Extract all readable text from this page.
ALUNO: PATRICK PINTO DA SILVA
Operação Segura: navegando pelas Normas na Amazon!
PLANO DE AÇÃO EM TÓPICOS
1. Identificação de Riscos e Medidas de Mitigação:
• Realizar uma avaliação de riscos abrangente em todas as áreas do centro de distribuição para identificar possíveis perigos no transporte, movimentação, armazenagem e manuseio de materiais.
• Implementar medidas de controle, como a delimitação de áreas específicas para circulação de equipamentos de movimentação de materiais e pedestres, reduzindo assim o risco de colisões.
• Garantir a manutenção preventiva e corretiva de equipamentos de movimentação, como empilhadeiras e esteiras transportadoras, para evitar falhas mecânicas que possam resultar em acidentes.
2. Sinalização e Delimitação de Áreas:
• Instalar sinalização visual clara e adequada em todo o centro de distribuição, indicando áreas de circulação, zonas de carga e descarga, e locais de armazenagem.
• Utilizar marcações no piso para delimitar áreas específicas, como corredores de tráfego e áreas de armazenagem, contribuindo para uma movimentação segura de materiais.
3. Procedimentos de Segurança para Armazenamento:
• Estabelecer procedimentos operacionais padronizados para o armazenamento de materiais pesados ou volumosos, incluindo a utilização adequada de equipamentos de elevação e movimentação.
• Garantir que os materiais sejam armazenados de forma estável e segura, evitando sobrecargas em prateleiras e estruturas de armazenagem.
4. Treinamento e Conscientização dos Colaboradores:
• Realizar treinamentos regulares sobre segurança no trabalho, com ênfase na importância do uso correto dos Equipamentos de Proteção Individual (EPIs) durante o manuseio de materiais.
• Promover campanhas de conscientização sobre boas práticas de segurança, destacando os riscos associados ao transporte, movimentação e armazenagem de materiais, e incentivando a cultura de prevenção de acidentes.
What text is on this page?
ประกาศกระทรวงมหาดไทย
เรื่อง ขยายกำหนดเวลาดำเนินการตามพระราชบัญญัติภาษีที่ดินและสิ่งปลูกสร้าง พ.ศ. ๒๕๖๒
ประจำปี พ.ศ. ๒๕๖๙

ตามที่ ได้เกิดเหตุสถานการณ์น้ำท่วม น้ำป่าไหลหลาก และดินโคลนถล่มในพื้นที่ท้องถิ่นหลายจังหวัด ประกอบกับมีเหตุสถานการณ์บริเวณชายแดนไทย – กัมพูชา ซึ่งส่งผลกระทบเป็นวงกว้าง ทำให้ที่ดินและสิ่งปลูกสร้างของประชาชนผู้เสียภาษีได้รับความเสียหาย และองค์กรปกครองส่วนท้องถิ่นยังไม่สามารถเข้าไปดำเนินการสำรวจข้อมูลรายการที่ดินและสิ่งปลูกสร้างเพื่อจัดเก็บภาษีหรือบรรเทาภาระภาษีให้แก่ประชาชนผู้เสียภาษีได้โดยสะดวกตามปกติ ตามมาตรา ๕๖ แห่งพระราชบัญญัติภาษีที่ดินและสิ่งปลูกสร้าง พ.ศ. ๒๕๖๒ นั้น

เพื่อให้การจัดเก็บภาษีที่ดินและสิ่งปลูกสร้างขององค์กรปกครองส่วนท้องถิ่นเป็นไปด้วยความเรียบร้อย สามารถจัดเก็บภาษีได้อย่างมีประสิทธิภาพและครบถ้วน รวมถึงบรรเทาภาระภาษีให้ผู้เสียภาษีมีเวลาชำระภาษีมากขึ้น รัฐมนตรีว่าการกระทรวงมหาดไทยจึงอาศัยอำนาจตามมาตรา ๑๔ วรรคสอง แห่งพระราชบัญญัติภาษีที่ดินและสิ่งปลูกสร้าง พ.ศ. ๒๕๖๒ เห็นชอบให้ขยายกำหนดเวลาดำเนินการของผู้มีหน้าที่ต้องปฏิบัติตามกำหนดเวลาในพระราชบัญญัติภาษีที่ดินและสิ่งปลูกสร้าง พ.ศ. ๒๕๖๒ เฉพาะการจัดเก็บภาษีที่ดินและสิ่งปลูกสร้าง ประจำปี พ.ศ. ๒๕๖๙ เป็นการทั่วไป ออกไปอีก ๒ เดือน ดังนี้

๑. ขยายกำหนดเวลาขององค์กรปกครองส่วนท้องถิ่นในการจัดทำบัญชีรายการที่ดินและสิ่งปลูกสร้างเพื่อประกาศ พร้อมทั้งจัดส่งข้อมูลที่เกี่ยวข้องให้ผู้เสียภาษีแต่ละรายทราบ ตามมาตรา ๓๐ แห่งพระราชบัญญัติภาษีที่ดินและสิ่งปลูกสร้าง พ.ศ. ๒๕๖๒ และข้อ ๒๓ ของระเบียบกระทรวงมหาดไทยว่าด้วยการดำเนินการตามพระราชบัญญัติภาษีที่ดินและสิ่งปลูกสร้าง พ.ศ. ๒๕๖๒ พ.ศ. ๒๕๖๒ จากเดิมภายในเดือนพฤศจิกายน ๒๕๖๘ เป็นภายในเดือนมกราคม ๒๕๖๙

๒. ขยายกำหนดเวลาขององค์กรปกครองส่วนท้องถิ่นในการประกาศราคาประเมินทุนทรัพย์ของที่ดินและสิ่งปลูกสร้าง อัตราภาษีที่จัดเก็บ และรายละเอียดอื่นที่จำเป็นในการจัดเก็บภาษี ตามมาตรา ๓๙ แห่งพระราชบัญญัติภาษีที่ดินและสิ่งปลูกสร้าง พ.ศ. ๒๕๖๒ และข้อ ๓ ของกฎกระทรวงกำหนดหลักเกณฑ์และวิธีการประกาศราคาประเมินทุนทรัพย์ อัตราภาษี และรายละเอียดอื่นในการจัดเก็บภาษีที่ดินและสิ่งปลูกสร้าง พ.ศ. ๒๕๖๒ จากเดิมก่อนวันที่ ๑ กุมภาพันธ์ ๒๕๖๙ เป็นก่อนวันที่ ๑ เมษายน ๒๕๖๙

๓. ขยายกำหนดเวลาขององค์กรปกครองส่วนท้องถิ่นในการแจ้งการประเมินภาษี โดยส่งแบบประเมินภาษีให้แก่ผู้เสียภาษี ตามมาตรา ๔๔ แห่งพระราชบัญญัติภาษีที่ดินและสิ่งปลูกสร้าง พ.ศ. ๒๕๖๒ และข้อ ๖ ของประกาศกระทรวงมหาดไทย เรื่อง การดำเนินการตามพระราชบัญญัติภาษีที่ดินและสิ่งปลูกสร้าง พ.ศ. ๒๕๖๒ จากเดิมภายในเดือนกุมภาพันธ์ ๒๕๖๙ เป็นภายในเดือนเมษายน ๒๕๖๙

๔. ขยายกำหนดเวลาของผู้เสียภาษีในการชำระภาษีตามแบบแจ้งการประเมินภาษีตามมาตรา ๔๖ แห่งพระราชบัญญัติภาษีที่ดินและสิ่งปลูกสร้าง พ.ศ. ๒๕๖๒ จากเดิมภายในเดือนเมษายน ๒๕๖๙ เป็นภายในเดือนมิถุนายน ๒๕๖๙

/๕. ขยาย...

Exercise objective:
Above are the records; retype every one exactly.

Exercise response:
Extract all readable text from this page.
ALUNO: PATRICK PINTO DA SILVA
Operação Segura: navegando pelas Normas na Amazon!
PLANO DE AÇÃO EM TÓPICOS
1. Identificação de Riscos e Medidas de Mitigação:
• Realizar uma avaliação de riscos abrangente em todas as áreas do centro de distribuição para identificar possíveis perigos no transporte, movimentação, armazenagem e manuseio de materiais.
• Implementar medidas de controle, como a delimitação de áreas específicas para circulação de equipamentos de movimentação de materiais e pedestres, reduzindo assim o risco de colisões.
• Garantir a manutenção preventiva e corretiva de equipamentos de movimentação, como empilhadeiras e esteiras transportadoras, para evitar falhas mecânicas que possam resultar em acidentes.
2. Sinalização e Delimitação de Áreas:
• Instalar sinalização visual clara e adequada em todo o centro de distribuição, indicando áreas de circulação, zonas de carga e descarga, e locais de armazenagem.
• Utilizar marcações no piso para delimitar áreas específicas, como corredores de tráfego e áreas de armazenagem, contribuindo para uma movimentação segura de materiais.
3. Procedimentos de Segurança para Armazenamento:
• Estabelecer procedimentos operacionais padronizados para o armazenamento de materiais pesados ou volumosos, incluindo a utilização adequada de equipamentos de elevação e movimentação.
• Garantir que os materiais sejam armazenados de forma estável e segura, evitando sobrecargas em prateleiras e estruturas de armazenagem.
4. Treinamento e Conscientização dos Colaboradores:
• Realizar treinamentos regulares sobre segurança no trabalho, com ênfase na importância do uso correto dos Equipamentos de Proteção Individual (EPIs) durante o manuseio de materiais.
• Promover campanhas de conscientização sobre boas práticas de segurança, destacando os riscos associados ao transporte, movimentação e armazenagem de materiais, e incentivando a cultura de prevenção de acidentes.
What text is on this page?
ประกาศกระทรวงมหาดไทย
เรื่อง ขยายกำหนดเวลาดำเนินการตามพระราชบัญญัติภาษีที่ดินและสิ่งปลูกสร้าง พ.ศ. ๒๕๖๒
ประจำปี พ.ศ. ๒๕๖๙

ตามที่ ได้เกิดเหตุสถานการณ์น้ำท่วม น้ำป่าไหลหลาก และดินโคลนถล่มในพื้นที่ท้องถิ่นหลายจังหวัด ประกอบกับมีเหตุสถานการณ์บริเวณชายแดนไทย – กัมพูชา ซึ่งส่งผลกระทบเป็นวงกว้าง ทำให้ที่ดินและสิ่งปลูกสร้างของประชาชนผู้เสียภาษีได้รับความเสียหาย และองค์กรปกครองส่วนท้องถิ่นยังไม่สามารถเข้าไปดำเนินการสำรวจข้อมูลรายการที่ดินและสิ่งปลูกสร้างเพื่อจัดเก็บภาษีหรือบรรเทาภาระภาษีให้แก่ประชาชนผู้เสียภาษีได้โดยสะดวกตามปกติ ตามมาตรา ๕๖ แห่งพระราชบัญญัติภาษีที่ดินและสิ่งปลูกสร้าง พ.ศ. ๒๕๖๒ นั้น

เพื่อให้การจัดเก็บภาษีที่ดินและสิ่งปลูกสร้างขององค์กรปกครองส่วนท้องถิ่นเป็นไปด้วยความเรียบร้อย สามารถจัดเก็บภาษีได้อย่างมีประสิทธิภาพและครบถ้วน รวมถึงบรรเทาภาระภาษีให้ผู้เสียภาษีมีเวลาชำระภาษีมากขึ้น รัฐมนตรีว่าการกระทรวงมหาดไทยจึงอาศัยอำนาจตามมาตรา ๑๔ วรรคสอง แห่งพระราชบัญญัติภาษีที่ดินและสิ่งปลูกสร้าง พ.ศ. ๒๕๖๒ เห็นชอบให้ขยายกำหนดเวลาดำเนินการของผู้มีหน้าที่ต้องปฏิบัติตามกำหนดเวลาในพระราชบัญญัติภาษีที่ดินและสิ่งปลูกสร้าง พ.ศ. ๒๕๖๒ เฉพาะการจัดเก็บภาษีที่ดินและสิ่งปลูกสร้าง ประจำปี พ.ศ. ๒๕๖๙ เป็นการทั่วไป ออกไปอีก ๒ เดือน ดังนี้

๑. ขยายกำหนดเวลาขององค์กรปกครองส่วนท้องถิ่นในการจัดทำบัญชีรายการที่ดินและสิ่งปลูกสร้างเพื่อประกาศ พร้อมทั้งจัดส่งข้อมูลที่เกี่ยวข้องให้ผู้เสียภาษีแต่ละรายทราบ ตามมาตรา ๓๐ แห่งพระราชบัญญัติภาษีที่ดินและสิ่งปลูกสร้าง พ.ศ. ๒๕๖๒ และข้อ ๒๓ ของระเบียบกระทรวงมหาดไทยว่าด้วยการดำเนินการตามพระราชบัญญัติภาษีที่ดินและสิ่งปลูกสร้าง พ.ศ. ๒๕๖๒ พ.ศ. ๒๕๖๒ จากเดิมภายในเดือนพฤศจิกายน ๒๕๖๘ เป็นภายในเดือนมกราคม ๒๕๖๙

๒. ขยายกำหนดเวลาขององค์กรปกครองส่วนท้องถิ่นในการประกาศราคาประเมินทุนทรัพย์ของที่ดินและสิ่งปลูกสร้าง อัตราภาษีที่จัดเก็บ และรายละเอียดอื่นที่จำเป็นในการจัดเก็บภาษี ตามมาตรา ๓๙ แห่งพระราชบัญญัติภาษีที่ดินและสิ่งปลูกสร้าง พ.ศ. ๒๕๖๒ และข้อ ๓ ของกฎกระทรวงกำหนดหลักเกณฑ์และวิธีการประกาศราคาประเมินทุนทรัพย์ อัตราภาษี และรายละเอียดอื่นในการจัดเก็บภาษีที่ดินและสิ่งปลูกสร้าง พ.ศ. ๒๕๖๒ จากเดิมก่อนวันที่ ๑ กุมภาพันธ์ ๒๕๖๙ เป็นก่อนวันที่ ๑ เมษายน ๒๕๖๙

๓. ขยายกำหนดเวลาขององค์กรปกครองส่วนท้องถิ่นในการแจ้งการประเมินภาษี โดยส่งแบบประเมินภาษีให้แก่ผู้เสียภาษี ตามมาตรา ๔๔ แห่งพระราชบัญญัติภาษีที่ดินและสิ่งปลูกสร้าง พ.ศ. ๒๕๖๒ และข้อ ๖ ของประกาศกระทรวงมหาดไทย เรื่อง การดำเนินการตามพระราชบัญญัติภาษีที่ดินและสิ่งปลูกสร้าง พ.ศ. ๒๕๖๒ จากเดิมภายในเดือนกุมภาพันธ์ ๒๕๖๙ เป็นภายในเดือนเมษายน ๒๕๖๙

๔. ขยายกำหนดเวลาของผู้เสียภาษีในการชำระภาษีตามแบบแจ้งการประเมินภาษีตามมาตรา ๔๖ แห่งพระราชบัญญัติภาษีที่ดินและสิ่งปลูกสร้าง พ.ศ. ๒๕๖๒ จากเดิมภายในเดือนเมษายน ๒๕๖๙ เป็นภายในเดือนมิถุนายน ๒๕๖๙

/๕. ขยาย...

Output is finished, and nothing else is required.